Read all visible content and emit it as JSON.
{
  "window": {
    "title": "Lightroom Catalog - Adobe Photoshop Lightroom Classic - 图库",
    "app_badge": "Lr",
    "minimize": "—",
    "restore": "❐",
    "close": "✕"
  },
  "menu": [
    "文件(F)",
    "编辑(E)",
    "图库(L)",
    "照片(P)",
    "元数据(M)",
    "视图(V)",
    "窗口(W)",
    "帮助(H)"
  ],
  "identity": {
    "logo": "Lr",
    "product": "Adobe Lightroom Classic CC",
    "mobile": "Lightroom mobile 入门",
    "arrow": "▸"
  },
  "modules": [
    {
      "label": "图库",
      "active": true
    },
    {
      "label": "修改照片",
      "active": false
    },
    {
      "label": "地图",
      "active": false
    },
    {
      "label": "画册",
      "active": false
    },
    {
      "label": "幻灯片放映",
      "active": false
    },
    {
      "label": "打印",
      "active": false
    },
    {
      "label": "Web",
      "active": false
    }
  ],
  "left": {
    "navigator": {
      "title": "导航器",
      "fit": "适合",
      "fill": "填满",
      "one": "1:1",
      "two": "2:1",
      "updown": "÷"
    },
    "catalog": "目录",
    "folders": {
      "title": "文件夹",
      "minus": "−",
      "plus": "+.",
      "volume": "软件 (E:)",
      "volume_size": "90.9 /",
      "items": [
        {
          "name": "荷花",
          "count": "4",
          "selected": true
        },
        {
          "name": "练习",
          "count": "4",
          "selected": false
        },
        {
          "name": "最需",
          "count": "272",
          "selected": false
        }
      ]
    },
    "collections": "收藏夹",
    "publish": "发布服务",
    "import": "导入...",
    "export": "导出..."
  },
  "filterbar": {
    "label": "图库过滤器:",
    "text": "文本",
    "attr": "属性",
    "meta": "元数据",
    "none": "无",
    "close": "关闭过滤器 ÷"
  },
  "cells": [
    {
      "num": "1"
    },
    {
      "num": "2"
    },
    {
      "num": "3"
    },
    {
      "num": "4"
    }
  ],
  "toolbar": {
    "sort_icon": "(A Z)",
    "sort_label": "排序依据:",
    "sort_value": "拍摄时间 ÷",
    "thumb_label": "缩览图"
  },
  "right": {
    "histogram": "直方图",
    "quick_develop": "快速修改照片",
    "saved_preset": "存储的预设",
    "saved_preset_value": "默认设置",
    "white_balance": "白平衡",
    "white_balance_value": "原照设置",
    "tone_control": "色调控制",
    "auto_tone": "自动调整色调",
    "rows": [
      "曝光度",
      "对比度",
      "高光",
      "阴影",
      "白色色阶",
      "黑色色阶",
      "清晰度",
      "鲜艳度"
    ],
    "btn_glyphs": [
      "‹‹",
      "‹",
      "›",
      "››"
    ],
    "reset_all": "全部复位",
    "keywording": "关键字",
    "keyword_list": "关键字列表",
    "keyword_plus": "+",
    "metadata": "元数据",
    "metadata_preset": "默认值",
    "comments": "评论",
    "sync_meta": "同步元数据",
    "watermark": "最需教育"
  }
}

........

* [What is being asked]
Above are the records; retype them all without a single difference.

* [Correct output]
Read all visible content and emit it as JSON.
{
  "window": {
    "title": "Lightroom Catalog - Adobe Photoshop Lightroom Classic - 图库",
    "app_badge": "Lr",
    "minimize": "—",
    "restore": "❐",
    "close": "✕"
  },
  "menu": [
    "文件(F)",
    "编辑(E)",
    "图库(L)",
    "照片(P)",
    "元数据(M)",
    "视图(V)",
    "窗口(W)",
    "帮助(H)"
  ],
  "identity": {
    "logo": "Lr",
    "product": "Adobe Lightroom Classic CC",
    "mobile": "Lightroom mobile 入门",
    "arrow": "▸"
  },
  "modules": [
    {
      "label": "图库",
      "active": true
    },
    {
      "label": "修改照片",
      "active": false
    },
    {
      "label": "地图",
      "active": false
    },
    {
      "label": "画册",
      "active": false
    },
    {
      "label": "幻灯片放映",
      "active": false
    },
    {
      "label": "打印",
      "active": false
    },
    {
      "label": "Web",
      "active": false
    }
  ],
  "left": {
    "navigator": {
      "title": "导航器",
      "fit": "适合",
      "fill": "填满",
      "one": "1:1",
      "two": "2:1",
      "updown": "÷"
    },
    "catalog": "目录",
    "folders": {
      "title": "文件夹",
      "minus": "−",
      "plus": "+.",
      "volume": "软件 (E:)",
      "volume_size": "90.9 /",
      "items": [
        {
          "name": "荷花",
          "count": "4",
          "selected": true
        },
        {
          "name": "练习",
          "count": "4",
          "selected": false
        },
        {
          "name": "最需",
          "count": "272",
          "selected": false
        }
      ]
    },
    "collections": "收藏夹",
    "publish": "发布服务",
    "import": "导入...",
    "export": "导出..."
  },
  "filterbar": {
    "label": "图库过滤器:",
    "text": "文本",
    "attr": "属性",
    "meta": "元数据",
    "none": "无",
    "close": "关闭过滤器 ÷"
  },
  "cells": [
    {
      "num": "1"
    },
    {
      "num": "2"
    },
    {
      "num": "3"
    },
    {
      "num": "4"
    }
  ],
  "toolbar": {
    "sort_icon": "(A Z)",
    "sort_label": "排序依据:",
    "sort_value": "拍摄时间 ÷",
    "thumb_label": "缩览图"
  },
  "right": {
    "histogram": "直方图",
    "quick_develop": "快速修改照片",
    "saved_preset": "存储的预设",
    "saved_preset_value": "默认设置",
    "white_balance": "白平衡",
    "white_balance_value": "原照设置",
    "tone_control": "色调控制",
    "auto_tone": "自动调整色调",
    "rows": [
      "曝光度",
      "对比度",
      "高光",
      "阴影",
      "白色色阶",
      "黑色色阶",
      "清晰度",
      "鲜艳度"
    ],
    "btn_glyphs": [
      "‹‹",
      "‹",
      "›",
      "››"
    ],
    "reset_all": "全部复位",
    "keywording": "关键字",
    "keyword_list": "关键字列表",
    "keyword_plus": "+",
    "metadata": "元数据",
    "metadata_preset": "默认值",
    "comments": "评论",
    "sync_meta": "同步元数据",
    "watermark": "最需教育"
  }
}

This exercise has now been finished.